(WHAT THE TASK REQUIRES) Extend the passage on bladder cancer and DNA methylation, picking up after its final sentence.
BEGIN SELECTED TEXT
Tobacco smoking, certain occupational exposures, and exposure to arsenic in drinking water have been associated with the occurrence of bladder cancer. However, the mechanisms by which these toxins contribute to disease is not well understood. Animal and in-vitro studies suggest that arsenic and other exposures may act through epigenetic modifications; that is, changes in DNA and its associated proteins that alter gene expression without altering the DNA sequence itself. Epigenetic modifications have been linked to a number of diseases that that result in inappropriate gene silencing. Most cancers, for example, for example, involve the epigenetic silencing of genes that control normal cell function. One way epigenetic modifications can occur in DNA is through the addition of a chemical group (methyl) to DNA. Methylation can switch off gene expression by interfering with the process through which the gene encodes protein.
END SELECTED TEXT
BEGIN STUDY MATERIAL
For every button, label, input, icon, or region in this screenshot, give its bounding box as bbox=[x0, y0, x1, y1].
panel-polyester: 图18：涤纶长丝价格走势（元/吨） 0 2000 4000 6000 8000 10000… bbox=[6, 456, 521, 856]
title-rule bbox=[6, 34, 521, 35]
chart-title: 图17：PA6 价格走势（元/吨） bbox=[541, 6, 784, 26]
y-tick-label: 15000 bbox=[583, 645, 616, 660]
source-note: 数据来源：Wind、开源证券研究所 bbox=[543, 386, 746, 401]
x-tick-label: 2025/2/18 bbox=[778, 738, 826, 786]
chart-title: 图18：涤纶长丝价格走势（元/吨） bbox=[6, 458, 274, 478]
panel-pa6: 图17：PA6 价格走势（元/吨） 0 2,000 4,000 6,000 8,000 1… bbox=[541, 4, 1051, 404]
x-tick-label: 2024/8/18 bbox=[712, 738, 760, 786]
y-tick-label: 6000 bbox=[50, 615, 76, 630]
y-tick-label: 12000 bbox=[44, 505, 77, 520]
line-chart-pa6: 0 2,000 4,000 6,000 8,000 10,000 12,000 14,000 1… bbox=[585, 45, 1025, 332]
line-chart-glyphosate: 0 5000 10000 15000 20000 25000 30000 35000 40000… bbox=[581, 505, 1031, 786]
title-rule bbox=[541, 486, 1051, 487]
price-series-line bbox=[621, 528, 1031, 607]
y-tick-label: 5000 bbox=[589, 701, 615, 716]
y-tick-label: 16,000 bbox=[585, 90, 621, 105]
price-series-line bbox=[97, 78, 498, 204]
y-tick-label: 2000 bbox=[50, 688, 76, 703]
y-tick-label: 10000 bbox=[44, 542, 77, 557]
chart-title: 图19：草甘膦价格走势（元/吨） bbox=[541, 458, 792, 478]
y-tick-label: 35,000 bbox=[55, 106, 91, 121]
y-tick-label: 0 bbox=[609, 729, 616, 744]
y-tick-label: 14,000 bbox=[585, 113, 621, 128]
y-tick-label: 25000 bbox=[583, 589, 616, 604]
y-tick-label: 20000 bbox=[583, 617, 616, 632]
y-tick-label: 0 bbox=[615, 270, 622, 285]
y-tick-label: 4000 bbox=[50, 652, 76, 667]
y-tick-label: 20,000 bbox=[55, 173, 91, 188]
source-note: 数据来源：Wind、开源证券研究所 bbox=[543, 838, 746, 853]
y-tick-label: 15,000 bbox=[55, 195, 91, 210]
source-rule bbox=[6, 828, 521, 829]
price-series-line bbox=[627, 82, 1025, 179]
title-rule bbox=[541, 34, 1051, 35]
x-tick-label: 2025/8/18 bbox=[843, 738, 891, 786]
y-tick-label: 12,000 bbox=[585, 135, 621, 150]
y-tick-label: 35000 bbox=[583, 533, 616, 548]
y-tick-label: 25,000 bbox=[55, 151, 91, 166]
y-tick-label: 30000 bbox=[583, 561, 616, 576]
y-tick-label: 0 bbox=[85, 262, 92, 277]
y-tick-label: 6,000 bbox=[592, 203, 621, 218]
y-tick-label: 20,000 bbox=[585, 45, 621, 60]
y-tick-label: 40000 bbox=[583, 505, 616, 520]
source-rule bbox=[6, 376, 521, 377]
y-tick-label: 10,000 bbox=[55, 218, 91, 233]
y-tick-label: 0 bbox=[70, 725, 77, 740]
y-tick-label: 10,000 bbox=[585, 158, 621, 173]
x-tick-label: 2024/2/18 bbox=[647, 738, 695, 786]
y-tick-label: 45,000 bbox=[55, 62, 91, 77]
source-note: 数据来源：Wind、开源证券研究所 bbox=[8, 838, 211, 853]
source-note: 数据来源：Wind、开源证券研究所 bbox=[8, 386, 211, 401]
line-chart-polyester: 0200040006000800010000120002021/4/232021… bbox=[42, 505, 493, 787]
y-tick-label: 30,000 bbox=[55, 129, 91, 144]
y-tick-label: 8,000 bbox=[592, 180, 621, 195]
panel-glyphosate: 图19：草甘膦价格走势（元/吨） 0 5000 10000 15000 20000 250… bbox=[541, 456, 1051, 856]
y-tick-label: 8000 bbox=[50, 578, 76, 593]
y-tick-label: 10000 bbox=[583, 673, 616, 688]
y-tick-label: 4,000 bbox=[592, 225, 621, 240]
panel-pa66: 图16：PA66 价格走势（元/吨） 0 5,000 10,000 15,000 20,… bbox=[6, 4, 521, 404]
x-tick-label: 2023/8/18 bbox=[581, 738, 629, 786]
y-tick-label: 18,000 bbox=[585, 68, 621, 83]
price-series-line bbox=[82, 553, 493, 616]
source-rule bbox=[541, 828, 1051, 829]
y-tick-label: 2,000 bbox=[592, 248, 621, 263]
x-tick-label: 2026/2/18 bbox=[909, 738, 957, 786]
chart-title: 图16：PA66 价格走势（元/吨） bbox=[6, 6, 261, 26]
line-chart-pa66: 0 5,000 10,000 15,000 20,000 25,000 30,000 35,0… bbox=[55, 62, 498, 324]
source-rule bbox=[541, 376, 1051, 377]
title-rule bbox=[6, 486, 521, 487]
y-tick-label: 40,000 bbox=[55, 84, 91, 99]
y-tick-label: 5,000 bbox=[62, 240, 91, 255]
END STUDY MATERIAL
(EXERCISE RESULT)
Dr. Alan Schned, an expert urologic pathologist on the project, has systematically re-reviewed the tumor tissue samples of bladder cancers in New England. Dr. Karl Kelsey and colleagues at the Harvard Superfund Program are applying a combination of techniques to identify genes that are silenced in this way in the bladder tumors collected by the Dartmouth study. In a published study, the investigators examined the relationship between the silencing of three tumor suppressor genes — p16, RASSF1A, and PRSS3 — and exposure to both tobacco and arsenic. Arsenic exposure, measured in toenail samples collected from patients, was associated with methylation of two of the three tumor suppressor genes (RASSF1A and PRSS3), and cigarette smoking was associated with an increased risk of methylation in the p16 gene only. These results, from human bladder tumors, add to the body of animal and in-vitro evidence that suggests epigenetic alterations play a role in bladder carcinogenesis.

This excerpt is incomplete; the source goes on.